-------- DATA TO PROCESS
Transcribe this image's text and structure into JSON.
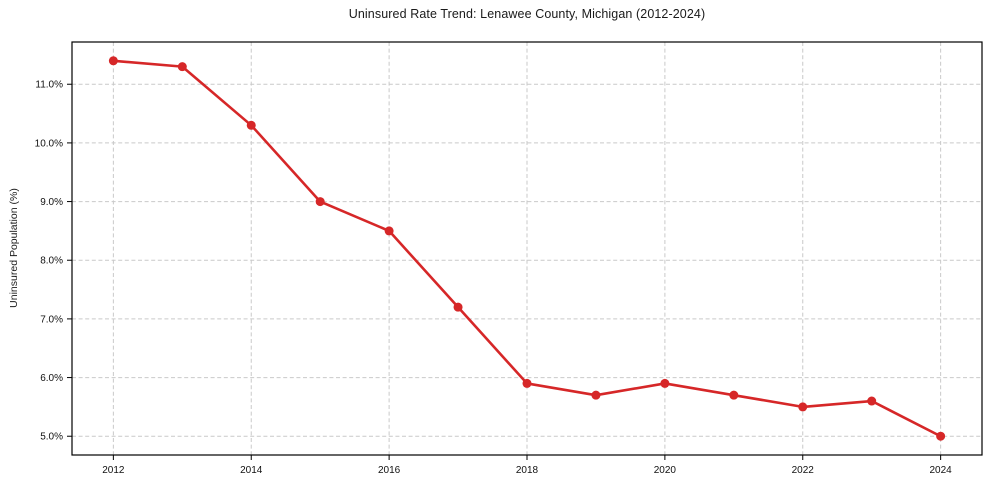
{
  "chart_data": {
    "type": "line",
    "title": "Uninsured Rate Trend: Lenawee County, Michigan (2012-2024)",
    "xlabel": "",
    "ylabel": "Uninsured Population (%)",
    "x": [
      2012,
      2013,
      2014,
      2015,
      2016,
      2017,
      2018,
      2019,
      2020,
      2021,
      2022,
      2023,
      2024
    ],
    "values": [
      11.4,
      11.3,
      10.3,
      9.0,
      8.5,
      7.2,
      5.9,
      5.7,
      5.9,
      5.7,
      5.5,
      5.6,
      5.0
    ],
    "xlim": [
      2011.4,
      2024.6
    ],
    "ylim": [
      4.68,
      11.72
    ],
    "xticks": [
      2012,
      2014,
      2016,
      2018,
      2020,
      2022,
      2024
    ],
    "xtick_labels": [
      "2012",
      "2014",
      "2016",
      "2018",
      "2020",
      "2022",
      "2024"
    ],
    "yticks": [
      5.0,
      6.0,
      7.0,
      8.0,
      9.0,
      10.0,
      11.0
    ],
    "ytick_labels": [
      "5.0%",
      "6.0%",
      "7.0%",
      "8.0%",
      "9.0%",
      "10.0%",
      "11.0%"
    ],
    "line_color": "#d62728",
    "grid_color": "#c9c9c9",
    "axis_color": "#000000",
    "grid": true,
    "legend": false
  }
}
----------------
AIM OF THE EXERCISE:
Repeat each record exactly as shown above, dropping all images.

TASK OUTPUT:
Transcribe this image's text and structure into JSON.
{
  "chart_data": {
    "type": "line",
    "title": "Uninsured Rate Trend: Lenawee County, Michigan (2012-2024)",
    "xlabel": "",
    "ylabel": "Uninsured Population (%)",
    "x": [
      2012,
      2013,
      2014,
      2015,
      2016,
      2017,
      2018,
      2019,
      2020,
      2021,
      2022,
      2023,
      2024
    ],
    "values": [
      11.4,
      11.3,
      10.3,
      9.0,
      8.5,
      7.2,
      5.9,
      5.7,
      5.9,
      5.7,
      5.5,
      5.6,
      5.0
    ],
    "xlim": [
      2011.4,
      2024.6
    ],
    "ylim": [
      4.68,
      11.72
    ],
    "xticks": [
      2012,
      2014,
      2016,
      2018,
      2020,
      2022,
      2024
    ],
    "xtick_labels": [
      "2012",
      "2014",
      "2016",
      "2018",
      "2020",
      "2022",
      "2024"
    ],
    "yticks": [
      5.0,
      6.0,
      7.0,
      8.0,
      9.0,
      10.0,
      11.0
    ],
    "ytick_labels": [
      "5.0%",
      "6.0%",
      "7.0%",
      "8.0%",
      "9.0%",
      "10.0%",
      "11.0%"
    ],
    "line_color": "#d62728",
    "grid_color": "#c9c9c9",
    "axis_color": "#000000",
    "grid": true,
    "legend": false
  }
}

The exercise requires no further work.